Aim of the task -> In your copy, repeat the records exactly and leave out the pictures.

Exercise material ->
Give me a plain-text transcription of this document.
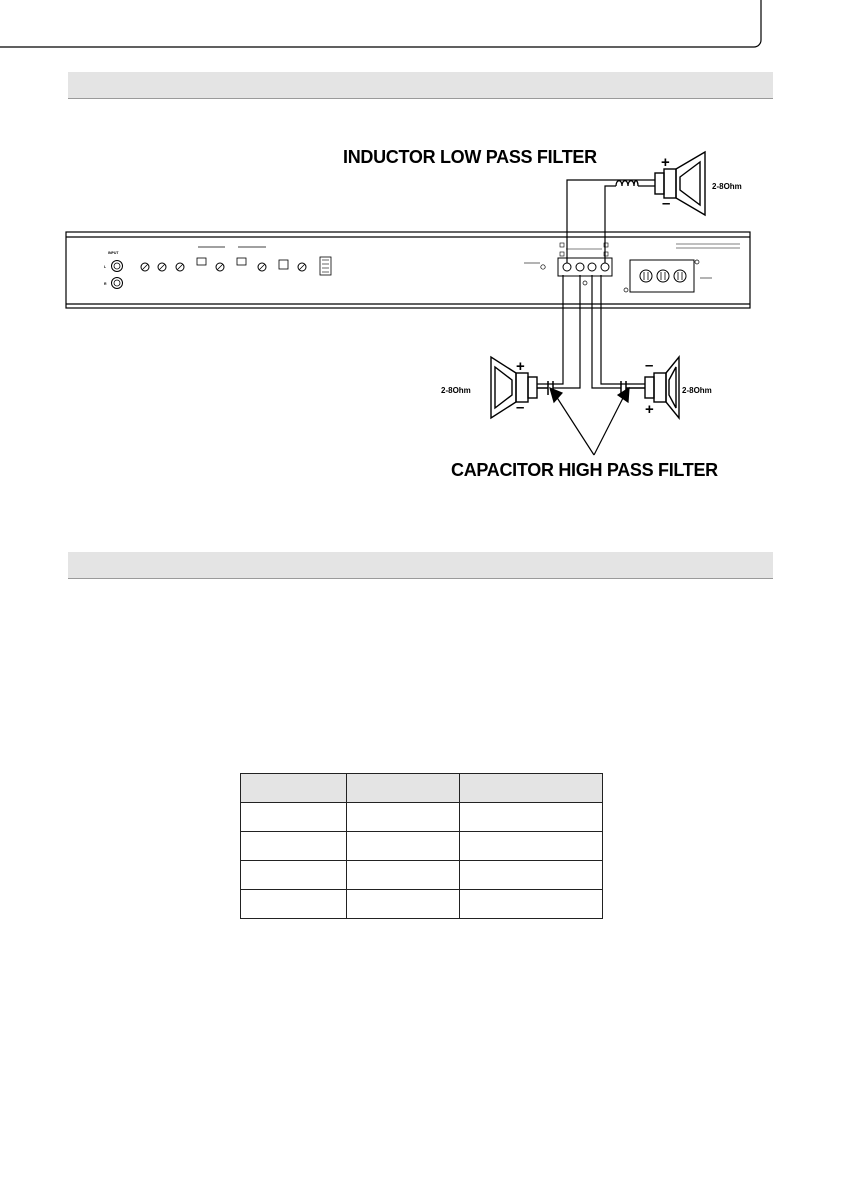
INDUCTOR LOW PASS FILTER
CAPACITOR HIGH PASS FILTER
INPUT
L
R
+
–
2-8Ohm
+
–
2-8Ohm
–
+
2-8Ohm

Correct result ->
Give me a plain-text transcription of this document.
INDUCTOR LOW PASS FILTER
CAPACITOR HIGH PASS FILTER
INPUT
L
R
+
–
2-8Ohm
+
–
2-8Ohm
–
+
2-8Ohm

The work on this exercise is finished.